## DATA RECORDS
-- Begin --

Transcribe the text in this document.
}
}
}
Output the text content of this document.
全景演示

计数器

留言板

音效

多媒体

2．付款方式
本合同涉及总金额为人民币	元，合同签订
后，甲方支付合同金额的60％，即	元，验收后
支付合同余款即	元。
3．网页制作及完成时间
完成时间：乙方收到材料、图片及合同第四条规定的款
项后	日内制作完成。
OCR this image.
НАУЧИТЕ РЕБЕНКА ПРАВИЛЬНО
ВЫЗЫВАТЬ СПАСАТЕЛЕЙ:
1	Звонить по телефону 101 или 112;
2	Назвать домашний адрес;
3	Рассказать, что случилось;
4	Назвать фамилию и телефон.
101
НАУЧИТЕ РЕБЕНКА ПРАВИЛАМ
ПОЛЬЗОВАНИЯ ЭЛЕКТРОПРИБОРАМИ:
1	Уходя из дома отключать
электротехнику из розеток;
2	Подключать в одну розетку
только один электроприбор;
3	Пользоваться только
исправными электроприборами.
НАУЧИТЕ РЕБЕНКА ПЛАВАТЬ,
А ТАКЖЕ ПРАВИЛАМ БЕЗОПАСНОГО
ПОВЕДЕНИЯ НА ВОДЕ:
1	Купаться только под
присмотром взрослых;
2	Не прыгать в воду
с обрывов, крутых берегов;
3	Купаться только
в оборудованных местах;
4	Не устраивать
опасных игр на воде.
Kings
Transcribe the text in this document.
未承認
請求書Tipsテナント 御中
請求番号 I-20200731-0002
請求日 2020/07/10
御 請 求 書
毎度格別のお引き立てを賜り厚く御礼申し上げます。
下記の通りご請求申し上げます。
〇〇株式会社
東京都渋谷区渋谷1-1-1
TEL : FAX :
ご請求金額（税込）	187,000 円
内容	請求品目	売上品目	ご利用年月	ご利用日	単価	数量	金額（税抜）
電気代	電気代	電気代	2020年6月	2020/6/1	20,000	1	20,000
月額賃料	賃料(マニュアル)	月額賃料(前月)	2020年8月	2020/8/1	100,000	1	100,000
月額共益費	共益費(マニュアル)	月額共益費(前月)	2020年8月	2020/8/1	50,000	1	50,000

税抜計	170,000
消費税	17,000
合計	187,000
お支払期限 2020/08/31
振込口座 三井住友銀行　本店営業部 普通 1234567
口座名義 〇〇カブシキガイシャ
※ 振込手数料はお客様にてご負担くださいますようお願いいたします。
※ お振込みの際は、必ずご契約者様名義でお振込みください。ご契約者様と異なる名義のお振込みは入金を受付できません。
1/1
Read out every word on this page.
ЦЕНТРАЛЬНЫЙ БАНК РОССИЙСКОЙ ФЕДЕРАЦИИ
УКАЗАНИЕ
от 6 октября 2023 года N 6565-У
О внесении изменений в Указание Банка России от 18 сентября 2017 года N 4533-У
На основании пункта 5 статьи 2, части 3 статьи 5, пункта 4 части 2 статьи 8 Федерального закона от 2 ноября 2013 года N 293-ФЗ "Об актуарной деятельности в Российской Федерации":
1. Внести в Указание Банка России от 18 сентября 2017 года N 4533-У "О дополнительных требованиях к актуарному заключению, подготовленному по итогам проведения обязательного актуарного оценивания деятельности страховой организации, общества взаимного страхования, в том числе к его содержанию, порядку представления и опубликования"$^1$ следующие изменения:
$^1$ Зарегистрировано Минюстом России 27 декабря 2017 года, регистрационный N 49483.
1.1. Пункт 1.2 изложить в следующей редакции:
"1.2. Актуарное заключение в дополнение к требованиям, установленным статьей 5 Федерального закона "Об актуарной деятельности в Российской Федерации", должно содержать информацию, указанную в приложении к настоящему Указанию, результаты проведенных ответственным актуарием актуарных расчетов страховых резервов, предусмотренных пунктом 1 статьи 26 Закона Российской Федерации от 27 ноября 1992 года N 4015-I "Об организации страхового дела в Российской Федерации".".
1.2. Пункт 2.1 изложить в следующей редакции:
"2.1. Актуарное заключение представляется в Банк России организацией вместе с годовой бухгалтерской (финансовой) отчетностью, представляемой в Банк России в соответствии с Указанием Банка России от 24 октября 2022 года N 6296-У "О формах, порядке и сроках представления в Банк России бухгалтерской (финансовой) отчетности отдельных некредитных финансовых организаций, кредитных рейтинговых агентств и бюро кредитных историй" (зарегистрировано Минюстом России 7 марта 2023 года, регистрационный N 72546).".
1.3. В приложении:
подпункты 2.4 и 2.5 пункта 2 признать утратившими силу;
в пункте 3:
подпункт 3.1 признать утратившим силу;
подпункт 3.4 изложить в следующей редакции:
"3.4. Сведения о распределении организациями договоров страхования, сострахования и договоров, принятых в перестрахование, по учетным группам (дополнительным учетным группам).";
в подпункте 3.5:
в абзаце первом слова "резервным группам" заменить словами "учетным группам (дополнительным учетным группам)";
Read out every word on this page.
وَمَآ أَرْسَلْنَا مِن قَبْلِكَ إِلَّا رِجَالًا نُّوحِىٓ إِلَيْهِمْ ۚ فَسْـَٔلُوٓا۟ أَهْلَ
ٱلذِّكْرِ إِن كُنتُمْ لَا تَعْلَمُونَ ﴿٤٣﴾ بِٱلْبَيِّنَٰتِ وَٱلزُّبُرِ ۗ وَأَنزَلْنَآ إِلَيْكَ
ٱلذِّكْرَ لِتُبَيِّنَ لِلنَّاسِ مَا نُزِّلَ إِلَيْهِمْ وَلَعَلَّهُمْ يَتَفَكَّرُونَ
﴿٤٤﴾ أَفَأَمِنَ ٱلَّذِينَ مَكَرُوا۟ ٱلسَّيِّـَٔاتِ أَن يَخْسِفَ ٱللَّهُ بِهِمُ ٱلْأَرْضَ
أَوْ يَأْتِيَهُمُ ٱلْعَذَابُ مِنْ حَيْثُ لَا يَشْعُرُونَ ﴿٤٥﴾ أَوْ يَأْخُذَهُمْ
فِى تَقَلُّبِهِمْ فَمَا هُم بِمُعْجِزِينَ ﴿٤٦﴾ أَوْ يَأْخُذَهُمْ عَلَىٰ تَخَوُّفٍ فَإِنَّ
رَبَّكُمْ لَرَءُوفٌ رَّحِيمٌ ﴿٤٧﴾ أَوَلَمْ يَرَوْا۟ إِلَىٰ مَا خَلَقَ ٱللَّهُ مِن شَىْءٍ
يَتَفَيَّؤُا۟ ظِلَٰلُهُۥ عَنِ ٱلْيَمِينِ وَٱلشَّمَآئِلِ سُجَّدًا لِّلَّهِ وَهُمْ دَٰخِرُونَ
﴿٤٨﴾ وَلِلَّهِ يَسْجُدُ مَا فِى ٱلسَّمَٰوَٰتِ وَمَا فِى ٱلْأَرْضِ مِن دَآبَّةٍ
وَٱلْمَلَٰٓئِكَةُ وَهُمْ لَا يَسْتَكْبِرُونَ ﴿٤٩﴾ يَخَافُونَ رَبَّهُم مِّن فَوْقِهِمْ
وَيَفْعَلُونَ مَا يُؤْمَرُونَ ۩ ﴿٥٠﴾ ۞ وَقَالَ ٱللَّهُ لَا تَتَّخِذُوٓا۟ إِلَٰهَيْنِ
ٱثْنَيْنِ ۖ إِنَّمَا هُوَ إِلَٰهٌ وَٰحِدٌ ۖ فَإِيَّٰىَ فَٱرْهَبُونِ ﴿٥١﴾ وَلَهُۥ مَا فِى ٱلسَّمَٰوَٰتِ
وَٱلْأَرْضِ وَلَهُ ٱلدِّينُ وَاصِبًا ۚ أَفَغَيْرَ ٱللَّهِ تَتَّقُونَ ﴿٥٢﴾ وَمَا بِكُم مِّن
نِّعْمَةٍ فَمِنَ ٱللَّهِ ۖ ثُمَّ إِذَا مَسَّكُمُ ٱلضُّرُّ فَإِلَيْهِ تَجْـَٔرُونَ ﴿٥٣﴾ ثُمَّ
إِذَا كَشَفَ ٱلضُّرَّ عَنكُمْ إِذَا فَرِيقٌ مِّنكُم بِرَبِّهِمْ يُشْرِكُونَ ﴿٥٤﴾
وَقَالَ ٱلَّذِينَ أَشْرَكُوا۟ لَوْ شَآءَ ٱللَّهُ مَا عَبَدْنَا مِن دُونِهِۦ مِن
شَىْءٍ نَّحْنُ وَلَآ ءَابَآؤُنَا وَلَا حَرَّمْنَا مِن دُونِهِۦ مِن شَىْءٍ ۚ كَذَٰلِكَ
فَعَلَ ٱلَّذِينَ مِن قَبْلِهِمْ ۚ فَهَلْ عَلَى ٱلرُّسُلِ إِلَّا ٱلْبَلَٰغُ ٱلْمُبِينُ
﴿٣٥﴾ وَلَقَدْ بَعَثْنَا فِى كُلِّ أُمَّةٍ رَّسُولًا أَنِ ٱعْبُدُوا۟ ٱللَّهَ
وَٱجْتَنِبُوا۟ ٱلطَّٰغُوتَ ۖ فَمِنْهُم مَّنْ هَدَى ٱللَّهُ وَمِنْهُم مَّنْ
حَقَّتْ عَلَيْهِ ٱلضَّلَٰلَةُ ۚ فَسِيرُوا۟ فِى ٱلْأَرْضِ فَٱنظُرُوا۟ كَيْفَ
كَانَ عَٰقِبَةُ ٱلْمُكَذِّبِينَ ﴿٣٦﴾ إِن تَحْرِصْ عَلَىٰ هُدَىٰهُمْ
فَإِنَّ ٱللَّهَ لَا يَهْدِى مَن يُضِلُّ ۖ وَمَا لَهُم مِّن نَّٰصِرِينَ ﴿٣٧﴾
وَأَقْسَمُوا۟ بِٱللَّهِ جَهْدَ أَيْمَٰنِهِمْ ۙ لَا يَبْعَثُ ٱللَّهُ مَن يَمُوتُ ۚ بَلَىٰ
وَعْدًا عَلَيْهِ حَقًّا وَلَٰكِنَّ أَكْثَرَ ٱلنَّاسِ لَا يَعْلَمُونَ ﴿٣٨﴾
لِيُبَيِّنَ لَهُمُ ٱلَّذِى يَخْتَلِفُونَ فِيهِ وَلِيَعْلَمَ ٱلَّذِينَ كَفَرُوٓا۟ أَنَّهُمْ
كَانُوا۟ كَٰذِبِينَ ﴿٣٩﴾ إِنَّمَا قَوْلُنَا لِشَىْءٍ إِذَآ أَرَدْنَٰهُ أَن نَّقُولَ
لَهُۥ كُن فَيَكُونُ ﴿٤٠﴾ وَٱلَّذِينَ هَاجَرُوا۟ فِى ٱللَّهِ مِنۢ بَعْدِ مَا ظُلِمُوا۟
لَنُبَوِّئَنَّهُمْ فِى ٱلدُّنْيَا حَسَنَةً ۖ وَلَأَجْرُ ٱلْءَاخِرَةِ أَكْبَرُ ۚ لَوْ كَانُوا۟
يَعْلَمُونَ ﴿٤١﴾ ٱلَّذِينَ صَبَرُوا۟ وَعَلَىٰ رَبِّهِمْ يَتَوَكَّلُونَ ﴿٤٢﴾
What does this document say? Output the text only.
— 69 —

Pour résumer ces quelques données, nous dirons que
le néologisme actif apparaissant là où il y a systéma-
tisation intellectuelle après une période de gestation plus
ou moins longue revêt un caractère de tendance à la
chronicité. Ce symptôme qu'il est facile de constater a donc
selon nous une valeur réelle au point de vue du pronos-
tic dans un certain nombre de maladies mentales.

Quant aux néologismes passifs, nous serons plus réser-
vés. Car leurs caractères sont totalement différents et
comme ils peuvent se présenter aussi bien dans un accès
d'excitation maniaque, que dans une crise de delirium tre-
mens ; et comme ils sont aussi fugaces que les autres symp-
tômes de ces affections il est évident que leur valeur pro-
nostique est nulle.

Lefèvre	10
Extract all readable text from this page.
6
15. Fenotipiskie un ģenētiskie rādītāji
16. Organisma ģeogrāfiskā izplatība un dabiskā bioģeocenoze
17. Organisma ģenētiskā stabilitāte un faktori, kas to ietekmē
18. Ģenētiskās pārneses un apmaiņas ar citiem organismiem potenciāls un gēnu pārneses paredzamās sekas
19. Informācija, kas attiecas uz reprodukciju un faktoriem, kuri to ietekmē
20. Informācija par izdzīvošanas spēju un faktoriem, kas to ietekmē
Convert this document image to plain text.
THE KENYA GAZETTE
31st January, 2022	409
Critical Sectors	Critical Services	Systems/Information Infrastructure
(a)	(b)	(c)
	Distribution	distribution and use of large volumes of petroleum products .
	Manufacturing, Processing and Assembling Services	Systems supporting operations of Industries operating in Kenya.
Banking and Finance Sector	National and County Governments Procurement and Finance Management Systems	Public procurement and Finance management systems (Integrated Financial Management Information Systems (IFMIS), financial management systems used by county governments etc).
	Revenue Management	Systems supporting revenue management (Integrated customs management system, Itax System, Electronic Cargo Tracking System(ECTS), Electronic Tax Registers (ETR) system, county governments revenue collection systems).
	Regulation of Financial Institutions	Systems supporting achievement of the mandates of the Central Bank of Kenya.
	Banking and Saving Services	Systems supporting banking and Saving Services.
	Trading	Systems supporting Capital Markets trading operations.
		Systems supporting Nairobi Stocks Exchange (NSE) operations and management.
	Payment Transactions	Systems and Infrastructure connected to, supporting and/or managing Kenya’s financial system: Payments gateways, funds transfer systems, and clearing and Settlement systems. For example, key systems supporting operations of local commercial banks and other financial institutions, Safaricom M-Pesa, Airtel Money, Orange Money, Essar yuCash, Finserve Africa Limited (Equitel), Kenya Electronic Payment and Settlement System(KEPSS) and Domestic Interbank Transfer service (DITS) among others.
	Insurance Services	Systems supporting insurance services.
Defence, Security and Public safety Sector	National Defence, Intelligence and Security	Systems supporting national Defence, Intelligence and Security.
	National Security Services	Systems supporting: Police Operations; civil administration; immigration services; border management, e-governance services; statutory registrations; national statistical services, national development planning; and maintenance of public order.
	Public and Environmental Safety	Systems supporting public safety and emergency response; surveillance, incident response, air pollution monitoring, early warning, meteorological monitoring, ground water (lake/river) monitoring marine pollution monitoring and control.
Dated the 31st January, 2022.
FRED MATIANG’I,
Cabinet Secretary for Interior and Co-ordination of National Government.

-- End --

## EXERCISE TASK
Examine the listing and say how many of its lines contain the string "image". Give the number alone.

## REPLY TO THE TASK
2